▸ What the task asks
Go through the data below and gather each line containing "equites".

## start

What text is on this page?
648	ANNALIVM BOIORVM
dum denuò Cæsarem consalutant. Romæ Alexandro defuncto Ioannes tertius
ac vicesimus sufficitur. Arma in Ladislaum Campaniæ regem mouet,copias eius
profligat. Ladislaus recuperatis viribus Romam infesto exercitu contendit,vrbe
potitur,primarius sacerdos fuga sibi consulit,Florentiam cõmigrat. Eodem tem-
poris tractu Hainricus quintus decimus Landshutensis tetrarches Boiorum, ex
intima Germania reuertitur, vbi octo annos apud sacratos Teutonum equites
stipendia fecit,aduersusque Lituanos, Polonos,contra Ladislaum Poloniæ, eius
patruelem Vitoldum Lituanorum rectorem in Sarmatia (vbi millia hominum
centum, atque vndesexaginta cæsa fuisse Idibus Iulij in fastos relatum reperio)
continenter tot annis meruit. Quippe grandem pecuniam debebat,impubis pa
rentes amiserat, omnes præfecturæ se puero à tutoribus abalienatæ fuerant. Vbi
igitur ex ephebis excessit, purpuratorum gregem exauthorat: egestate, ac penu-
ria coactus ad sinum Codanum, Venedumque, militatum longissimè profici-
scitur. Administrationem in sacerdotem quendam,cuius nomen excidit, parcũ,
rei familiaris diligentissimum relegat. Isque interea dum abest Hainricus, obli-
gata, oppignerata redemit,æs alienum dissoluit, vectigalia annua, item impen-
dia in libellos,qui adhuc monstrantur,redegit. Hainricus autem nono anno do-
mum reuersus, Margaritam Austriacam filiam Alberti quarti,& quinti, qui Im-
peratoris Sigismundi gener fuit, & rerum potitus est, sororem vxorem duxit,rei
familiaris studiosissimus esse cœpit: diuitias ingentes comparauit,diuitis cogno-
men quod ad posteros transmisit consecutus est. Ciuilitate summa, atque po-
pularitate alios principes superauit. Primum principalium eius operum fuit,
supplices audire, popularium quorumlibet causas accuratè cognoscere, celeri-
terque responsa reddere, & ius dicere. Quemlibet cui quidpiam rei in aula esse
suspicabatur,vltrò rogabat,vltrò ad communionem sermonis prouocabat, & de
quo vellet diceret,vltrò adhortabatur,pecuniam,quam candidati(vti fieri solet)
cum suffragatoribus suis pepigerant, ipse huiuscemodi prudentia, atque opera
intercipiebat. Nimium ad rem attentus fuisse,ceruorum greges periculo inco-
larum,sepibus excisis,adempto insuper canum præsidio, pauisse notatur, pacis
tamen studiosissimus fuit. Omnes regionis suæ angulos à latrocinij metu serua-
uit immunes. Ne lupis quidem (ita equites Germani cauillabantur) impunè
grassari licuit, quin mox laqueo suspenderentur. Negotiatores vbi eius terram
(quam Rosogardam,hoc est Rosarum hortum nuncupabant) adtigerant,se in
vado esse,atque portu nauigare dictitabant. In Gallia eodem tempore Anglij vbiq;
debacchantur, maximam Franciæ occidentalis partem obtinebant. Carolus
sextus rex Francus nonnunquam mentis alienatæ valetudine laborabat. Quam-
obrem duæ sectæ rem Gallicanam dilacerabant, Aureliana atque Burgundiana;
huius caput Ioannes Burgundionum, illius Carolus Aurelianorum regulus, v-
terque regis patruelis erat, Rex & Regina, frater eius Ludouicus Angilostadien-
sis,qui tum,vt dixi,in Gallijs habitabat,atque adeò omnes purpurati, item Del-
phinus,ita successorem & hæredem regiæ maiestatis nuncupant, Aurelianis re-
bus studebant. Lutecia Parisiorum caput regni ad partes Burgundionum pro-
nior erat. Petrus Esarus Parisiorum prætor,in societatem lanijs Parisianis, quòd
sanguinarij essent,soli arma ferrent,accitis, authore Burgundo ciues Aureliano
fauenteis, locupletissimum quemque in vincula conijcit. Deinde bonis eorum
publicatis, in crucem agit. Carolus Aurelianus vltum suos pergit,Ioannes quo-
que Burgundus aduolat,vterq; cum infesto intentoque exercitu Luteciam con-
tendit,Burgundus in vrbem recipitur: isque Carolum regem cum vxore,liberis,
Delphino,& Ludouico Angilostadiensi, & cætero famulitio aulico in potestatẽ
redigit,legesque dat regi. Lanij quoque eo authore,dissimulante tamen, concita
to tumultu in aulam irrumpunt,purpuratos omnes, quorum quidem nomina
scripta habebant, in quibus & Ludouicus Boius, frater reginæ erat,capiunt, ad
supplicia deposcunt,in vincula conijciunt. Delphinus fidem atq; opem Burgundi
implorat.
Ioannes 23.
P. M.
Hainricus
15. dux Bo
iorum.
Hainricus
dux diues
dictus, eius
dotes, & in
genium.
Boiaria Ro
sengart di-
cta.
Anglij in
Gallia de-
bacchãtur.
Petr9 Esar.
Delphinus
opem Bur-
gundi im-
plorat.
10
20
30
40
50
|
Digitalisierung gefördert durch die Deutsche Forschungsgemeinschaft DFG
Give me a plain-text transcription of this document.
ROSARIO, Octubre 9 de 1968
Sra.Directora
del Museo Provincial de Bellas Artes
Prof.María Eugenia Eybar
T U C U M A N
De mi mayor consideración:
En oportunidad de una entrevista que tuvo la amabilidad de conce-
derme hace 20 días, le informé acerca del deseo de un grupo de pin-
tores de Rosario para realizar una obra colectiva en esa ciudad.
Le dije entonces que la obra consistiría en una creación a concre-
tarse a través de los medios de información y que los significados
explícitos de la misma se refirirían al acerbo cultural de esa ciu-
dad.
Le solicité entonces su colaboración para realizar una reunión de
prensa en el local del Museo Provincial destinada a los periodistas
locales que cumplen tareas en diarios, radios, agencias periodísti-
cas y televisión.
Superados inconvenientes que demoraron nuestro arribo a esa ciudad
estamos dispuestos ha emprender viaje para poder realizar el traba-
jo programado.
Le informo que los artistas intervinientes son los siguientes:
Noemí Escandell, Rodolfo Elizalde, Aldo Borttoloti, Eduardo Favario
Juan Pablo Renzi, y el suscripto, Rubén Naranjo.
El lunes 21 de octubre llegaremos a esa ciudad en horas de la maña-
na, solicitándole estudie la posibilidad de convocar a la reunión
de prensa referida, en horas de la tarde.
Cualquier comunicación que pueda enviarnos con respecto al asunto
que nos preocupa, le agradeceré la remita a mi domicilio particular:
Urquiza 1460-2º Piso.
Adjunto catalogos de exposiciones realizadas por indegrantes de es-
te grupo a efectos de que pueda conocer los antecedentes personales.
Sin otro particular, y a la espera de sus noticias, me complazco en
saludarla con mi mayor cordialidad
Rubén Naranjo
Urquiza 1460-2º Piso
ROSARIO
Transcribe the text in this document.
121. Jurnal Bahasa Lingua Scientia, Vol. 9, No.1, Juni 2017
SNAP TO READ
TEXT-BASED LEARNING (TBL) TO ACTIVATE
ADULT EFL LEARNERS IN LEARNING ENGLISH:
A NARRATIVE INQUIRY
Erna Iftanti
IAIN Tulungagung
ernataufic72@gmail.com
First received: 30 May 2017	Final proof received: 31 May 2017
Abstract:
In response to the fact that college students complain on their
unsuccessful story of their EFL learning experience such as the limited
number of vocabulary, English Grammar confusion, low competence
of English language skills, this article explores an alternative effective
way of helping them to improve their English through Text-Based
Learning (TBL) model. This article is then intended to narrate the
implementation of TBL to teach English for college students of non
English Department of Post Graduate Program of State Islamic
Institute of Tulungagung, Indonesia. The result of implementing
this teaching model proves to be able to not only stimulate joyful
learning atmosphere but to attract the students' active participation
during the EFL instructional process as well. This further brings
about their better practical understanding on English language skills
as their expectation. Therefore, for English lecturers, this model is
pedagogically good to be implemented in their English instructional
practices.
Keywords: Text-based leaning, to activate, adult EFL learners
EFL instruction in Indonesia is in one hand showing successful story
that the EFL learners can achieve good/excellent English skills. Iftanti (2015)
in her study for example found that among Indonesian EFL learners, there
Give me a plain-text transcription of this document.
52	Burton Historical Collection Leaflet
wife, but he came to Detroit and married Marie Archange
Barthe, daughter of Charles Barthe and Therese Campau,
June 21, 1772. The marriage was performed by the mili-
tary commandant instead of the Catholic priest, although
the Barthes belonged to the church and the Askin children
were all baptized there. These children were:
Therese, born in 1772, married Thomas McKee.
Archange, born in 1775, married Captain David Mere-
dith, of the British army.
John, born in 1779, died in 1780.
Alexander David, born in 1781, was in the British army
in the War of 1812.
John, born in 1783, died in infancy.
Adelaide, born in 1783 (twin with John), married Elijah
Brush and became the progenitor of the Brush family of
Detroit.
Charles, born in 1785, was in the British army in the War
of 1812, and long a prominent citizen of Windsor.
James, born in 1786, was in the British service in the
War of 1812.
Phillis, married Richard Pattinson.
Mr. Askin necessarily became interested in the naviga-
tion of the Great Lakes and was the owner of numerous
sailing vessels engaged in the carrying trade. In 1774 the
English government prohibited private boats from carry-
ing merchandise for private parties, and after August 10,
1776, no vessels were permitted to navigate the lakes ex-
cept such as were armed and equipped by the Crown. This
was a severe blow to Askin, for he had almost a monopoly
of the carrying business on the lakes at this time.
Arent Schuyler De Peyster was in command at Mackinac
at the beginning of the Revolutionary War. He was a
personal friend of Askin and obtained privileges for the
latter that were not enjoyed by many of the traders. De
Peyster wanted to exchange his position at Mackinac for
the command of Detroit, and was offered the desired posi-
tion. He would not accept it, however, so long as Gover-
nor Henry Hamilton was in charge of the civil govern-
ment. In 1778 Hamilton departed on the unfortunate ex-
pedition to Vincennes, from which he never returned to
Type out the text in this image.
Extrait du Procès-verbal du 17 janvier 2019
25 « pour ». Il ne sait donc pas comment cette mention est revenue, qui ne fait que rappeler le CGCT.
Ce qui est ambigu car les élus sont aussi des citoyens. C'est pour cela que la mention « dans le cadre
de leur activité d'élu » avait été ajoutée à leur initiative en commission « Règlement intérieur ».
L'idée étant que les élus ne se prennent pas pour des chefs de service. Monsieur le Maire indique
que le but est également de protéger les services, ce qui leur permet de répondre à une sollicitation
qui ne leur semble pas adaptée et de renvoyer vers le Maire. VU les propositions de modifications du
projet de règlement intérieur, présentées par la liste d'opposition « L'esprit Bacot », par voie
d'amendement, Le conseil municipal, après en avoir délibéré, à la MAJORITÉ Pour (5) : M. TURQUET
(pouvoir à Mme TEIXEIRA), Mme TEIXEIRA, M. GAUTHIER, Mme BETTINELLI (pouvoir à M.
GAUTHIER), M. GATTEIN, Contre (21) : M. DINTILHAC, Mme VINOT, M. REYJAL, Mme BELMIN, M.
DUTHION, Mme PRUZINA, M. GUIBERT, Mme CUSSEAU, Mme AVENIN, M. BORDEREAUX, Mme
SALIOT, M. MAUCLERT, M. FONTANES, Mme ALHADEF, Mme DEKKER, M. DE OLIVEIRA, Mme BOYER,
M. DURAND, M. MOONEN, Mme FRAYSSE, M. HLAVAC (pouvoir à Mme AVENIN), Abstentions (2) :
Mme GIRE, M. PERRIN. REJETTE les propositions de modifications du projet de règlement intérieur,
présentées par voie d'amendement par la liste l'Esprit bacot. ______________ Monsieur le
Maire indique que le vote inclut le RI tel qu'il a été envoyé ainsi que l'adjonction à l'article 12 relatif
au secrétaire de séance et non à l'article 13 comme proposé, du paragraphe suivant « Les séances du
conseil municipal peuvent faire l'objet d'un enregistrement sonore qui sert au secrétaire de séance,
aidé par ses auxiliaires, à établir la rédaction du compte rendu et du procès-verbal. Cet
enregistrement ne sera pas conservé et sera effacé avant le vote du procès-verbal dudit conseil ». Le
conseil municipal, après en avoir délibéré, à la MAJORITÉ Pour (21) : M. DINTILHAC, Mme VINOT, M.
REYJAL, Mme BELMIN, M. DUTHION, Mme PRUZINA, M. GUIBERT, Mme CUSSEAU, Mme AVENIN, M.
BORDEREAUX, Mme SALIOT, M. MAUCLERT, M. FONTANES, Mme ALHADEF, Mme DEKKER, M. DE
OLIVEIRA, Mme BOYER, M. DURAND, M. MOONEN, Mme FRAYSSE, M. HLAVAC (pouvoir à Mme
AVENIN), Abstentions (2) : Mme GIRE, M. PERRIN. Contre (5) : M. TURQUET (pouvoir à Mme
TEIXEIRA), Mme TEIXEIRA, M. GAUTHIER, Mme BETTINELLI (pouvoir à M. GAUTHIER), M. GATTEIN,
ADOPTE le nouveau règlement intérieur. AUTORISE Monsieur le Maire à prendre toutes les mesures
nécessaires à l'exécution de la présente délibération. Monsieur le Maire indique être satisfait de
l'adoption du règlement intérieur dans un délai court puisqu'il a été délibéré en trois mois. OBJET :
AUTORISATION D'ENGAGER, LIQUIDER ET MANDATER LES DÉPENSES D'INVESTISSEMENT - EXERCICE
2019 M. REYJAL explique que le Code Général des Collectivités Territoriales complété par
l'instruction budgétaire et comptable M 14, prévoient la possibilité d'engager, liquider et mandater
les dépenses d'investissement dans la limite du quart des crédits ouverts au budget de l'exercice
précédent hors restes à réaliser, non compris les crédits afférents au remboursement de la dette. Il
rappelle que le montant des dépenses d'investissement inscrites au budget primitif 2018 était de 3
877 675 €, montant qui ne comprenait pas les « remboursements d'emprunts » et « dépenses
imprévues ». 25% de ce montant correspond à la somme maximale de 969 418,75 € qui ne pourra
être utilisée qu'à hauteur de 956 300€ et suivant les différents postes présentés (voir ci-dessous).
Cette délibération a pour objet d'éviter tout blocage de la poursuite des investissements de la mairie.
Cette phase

## end

▸ Response to this task
intima Germania reuertitur, vbi octo annos apud sacratos Teutonum equites
uit immunes. Ne lupis quidem (ita equites Germani cauillabantur) impunè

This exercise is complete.